## begin RECORDS SHOWN

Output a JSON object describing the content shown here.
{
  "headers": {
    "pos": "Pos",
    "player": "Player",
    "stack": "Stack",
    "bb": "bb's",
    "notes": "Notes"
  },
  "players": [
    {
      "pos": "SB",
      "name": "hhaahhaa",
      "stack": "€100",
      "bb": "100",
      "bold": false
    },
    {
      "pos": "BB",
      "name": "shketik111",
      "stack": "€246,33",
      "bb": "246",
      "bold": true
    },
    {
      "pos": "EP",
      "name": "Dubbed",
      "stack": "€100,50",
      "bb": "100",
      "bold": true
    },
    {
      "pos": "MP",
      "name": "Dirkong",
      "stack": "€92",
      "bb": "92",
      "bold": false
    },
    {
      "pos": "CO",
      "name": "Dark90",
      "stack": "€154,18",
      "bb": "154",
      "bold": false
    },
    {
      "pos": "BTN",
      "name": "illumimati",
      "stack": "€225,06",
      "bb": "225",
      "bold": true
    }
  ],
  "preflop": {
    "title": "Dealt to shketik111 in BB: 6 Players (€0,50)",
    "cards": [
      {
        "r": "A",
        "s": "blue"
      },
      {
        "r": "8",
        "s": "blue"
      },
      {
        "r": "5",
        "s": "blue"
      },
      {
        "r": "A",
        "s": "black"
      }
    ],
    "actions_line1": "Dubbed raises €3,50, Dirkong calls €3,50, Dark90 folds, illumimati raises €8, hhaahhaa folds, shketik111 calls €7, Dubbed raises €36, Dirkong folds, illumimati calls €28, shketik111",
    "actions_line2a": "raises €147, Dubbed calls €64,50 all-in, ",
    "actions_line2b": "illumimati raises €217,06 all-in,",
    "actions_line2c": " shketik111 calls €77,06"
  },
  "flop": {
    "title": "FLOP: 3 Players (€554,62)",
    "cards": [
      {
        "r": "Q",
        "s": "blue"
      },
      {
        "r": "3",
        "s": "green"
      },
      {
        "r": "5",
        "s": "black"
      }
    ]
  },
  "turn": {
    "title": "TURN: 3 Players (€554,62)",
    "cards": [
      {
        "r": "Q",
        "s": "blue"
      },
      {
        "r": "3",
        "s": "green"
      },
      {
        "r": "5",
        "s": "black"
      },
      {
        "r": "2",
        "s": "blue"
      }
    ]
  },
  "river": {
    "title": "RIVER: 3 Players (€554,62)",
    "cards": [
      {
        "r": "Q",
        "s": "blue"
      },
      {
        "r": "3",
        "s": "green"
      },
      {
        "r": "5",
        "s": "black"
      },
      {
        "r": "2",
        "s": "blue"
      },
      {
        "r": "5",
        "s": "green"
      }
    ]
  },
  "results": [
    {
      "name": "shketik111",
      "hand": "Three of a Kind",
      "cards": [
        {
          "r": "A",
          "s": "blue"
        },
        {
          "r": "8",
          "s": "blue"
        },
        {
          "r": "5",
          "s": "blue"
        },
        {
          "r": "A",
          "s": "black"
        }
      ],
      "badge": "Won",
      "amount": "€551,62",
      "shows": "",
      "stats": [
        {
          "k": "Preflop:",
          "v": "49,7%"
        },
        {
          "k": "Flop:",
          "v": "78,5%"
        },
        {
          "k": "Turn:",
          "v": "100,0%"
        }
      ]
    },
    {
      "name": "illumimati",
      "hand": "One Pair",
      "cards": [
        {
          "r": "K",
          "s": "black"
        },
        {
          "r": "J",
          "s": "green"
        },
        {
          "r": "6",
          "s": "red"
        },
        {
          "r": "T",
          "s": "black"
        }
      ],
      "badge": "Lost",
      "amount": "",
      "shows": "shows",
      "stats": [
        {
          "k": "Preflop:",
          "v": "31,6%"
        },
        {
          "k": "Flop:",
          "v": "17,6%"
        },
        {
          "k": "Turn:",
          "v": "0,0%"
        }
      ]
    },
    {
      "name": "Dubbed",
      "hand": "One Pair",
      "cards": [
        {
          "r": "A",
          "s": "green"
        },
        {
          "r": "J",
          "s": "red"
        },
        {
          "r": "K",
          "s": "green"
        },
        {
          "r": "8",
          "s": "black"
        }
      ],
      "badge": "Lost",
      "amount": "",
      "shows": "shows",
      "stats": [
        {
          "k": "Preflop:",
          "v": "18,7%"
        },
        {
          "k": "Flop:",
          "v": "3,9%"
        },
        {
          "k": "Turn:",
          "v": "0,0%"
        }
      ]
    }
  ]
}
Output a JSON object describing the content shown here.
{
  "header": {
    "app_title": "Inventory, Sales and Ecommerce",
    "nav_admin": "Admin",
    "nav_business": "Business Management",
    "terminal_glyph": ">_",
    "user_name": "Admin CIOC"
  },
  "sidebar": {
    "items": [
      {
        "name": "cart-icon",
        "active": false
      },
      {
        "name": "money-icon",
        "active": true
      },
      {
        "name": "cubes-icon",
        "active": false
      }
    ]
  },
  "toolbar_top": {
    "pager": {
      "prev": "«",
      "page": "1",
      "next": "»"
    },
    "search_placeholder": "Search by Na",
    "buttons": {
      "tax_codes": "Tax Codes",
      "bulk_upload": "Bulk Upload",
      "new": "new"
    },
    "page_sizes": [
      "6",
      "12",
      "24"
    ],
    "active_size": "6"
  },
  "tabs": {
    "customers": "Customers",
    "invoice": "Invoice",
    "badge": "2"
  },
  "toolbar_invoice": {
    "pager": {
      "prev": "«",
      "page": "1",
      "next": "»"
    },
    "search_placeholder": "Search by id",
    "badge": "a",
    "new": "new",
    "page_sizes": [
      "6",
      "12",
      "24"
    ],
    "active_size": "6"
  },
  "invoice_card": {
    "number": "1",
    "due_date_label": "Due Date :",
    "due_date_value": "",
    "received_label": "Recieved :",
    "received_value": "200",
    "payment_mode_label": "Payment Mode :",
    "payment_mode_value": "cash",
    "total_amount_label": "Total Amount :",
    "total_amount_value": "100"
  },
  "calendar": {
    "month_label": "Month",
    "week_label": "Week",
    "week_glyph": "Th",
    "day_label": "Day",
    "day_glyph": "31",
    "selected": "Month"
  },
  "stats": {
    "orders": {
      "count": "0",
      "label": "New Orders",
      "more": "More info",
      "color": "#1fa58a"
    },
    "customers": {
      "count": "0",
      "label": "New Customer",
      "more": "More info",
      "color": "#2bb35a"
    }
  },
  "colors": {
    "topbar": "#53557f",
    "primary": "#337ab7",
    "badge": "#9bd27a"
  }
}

## end RECORDS SHOWN
## begin RECORDS SHOWN

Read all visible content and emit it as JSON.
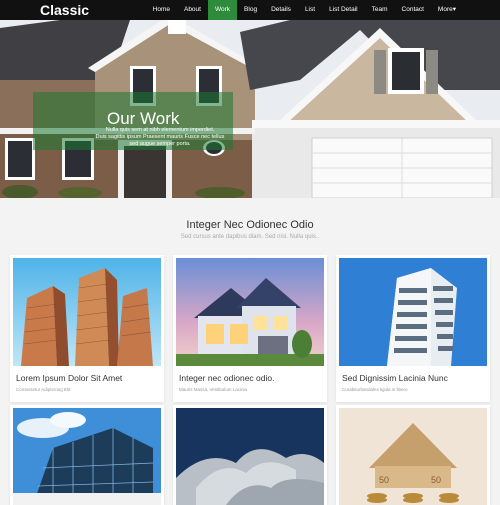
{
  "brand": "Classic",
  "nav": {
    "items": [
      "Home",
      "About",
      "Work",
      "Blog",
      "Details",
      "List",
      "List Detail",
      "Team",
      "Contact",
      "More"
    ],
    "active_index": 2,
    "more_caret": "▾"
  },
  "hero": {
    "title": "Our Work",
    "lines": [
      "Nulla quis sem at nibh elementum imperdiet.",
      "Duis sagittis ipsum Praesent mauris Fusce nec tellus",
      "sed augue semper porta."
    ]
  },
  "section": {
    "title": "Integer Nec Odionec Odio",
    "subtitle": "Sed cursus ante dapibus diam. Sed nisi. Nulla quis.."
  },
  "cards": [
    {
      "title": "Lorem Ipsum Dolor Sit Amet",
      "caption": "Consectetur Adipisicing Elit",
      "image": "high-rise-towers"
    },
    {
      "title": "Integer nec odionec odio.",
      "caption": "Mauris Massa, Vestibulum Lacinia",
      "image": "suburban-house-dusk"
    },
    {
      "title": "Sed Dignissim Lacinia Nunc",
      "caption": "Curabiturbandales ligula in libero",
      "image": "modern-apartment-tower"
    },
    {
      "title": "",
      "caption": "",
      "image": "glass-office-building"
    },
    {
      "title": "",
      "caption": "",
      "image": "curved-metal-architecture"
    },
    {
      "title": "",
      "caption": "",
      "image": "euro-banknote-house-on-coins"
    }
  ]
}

## end RECORDS SHOWN

- EXERCISE PROMPT -
Go through the records and pull out each line that includes the word "quis".

- WRITTEN SOLUTION -
      "Nulla quis sem at nibh elementum imperdiet.",
    "subtitle": "Sed cursus ante dapibus diam. Sed nisi. Nulla quis.."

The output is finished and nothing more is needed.